## Given exercise
Gather all lines in the records below that include the word "внутренних".

◇ ◇ ◇

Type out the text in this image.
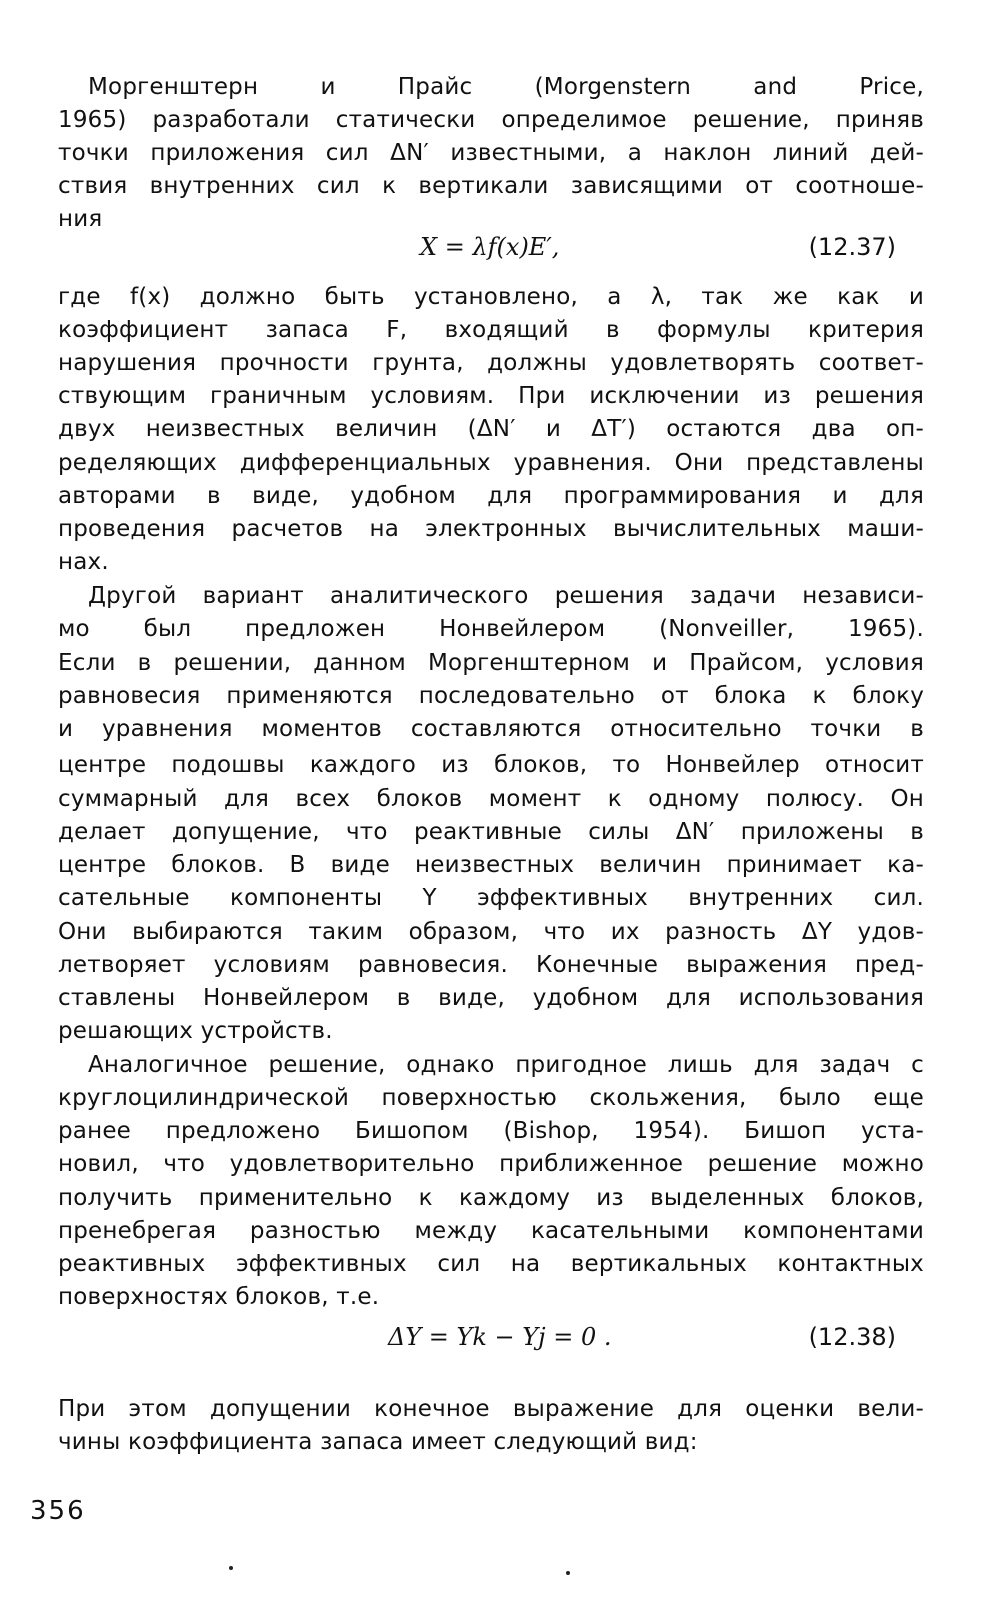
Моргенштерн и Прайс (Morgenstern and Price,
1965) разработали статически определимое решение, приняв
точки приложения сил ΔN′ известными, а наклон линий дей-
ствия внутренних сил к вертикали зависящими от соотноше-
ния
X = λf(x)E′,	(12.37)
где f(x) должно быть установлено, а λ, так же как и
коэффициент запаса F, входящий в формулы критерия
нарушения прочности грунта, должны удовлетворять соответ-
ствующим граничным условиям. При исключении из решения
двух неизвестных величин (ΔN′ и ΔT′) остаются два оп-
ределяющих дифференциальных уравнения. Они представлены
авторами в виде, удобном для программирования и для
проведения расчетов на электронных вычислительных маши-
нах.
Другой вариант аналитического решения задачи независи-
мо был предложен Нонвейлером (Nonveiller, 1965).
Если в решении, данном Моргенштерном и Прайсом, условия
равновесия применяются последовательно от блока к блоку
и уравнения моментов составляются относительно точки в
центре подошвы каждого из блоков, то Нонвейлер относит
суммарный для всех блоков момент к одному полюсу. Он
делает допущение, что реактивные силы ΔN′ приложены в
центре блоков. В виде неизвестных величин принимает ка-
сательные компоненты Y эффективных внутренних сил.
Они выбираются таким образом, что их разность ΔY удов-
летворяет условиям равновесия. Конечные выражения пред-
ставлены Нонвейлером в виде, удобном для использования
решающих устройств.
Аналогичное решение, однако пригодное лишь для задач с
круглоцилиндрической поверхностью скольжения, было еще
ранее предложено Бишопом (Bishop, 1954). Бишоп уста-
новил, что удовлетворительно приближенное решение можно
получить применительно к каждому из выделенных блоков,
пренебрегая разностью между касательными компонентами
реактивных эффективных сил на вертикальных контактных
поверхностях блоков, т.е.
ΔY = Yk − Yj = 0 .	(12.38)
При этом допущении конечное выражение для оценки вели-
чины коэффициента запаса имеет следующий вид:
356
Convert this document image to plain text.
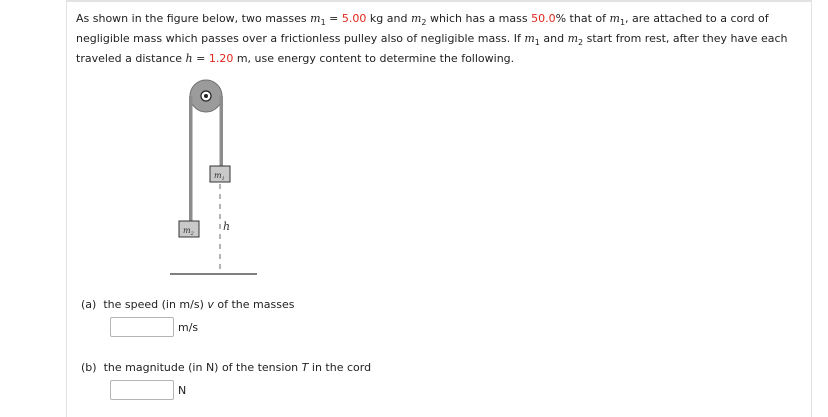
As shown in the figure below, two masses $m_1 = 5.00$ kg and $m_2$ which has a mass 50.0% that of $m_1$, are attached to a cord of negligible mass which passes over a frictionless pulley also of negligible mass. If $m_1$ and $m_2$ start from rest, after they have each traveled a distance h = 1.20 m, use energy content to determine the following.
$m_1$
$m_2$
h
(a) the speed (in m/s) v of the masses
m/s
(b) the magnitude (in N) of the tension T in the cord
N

◇ ◇ ◇

## Reply to the exercise
ствия внутренних сил к вертикали зависящими от соотноше-
сательные компоненты Y эффективных внутренних сил.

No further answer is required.